§ **WHAT THE EXERCISE ASKS**
Locate each line containing the string "числа" and copy it out.

Stored records
:::

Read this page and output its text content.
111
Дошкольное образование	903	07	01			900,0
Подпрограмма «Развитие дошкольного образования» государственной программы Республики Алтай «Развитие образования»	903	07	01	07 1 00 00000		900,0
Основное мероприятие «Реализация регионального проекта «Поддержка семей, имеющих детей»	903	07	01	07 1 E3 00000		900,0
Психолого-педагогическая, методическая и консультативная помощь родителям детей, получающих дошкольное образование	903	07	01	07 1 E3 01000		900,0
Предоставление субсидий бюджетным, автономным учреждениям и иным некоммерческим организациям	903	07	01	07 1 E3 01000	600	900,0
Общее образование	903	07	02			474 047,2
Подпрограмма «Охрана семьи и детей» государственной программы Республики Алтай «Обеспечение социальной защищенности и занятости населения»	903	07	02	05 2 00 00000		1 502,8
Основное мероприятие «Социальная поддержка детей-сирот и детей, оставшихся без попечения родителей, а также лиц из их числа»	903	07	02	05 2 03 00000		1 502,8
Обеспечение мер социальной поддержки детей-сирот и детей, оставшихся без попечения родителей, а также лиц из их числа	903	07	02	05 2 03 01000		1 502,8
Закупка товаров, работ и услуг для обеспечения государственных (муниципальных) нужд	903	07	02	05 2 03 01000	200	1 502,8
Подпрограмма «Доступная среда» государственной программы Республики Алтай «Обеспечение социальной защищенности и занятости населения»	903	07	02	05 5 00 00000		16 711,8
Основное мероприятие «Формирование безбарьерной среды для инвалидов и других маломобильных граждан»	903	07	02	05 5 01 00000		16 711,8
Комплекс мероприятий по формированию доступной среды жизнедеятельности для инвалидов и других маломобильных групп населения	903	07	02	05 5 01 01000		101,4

:::

§ **FINAL RESULT**
Основное мероприятие «Социальная поддержка детей-сирот и детей, оставшихся без попечения родителей, а также лиц из их числа»	903	07	02	05 2 03 00000		1 502,8
Обеспечение мер социальной поддержки детей-сирот и детей, оставшихся без попечения родителей, а также лиц из их числа	903	07	02	05 2 03 01000		1 502,8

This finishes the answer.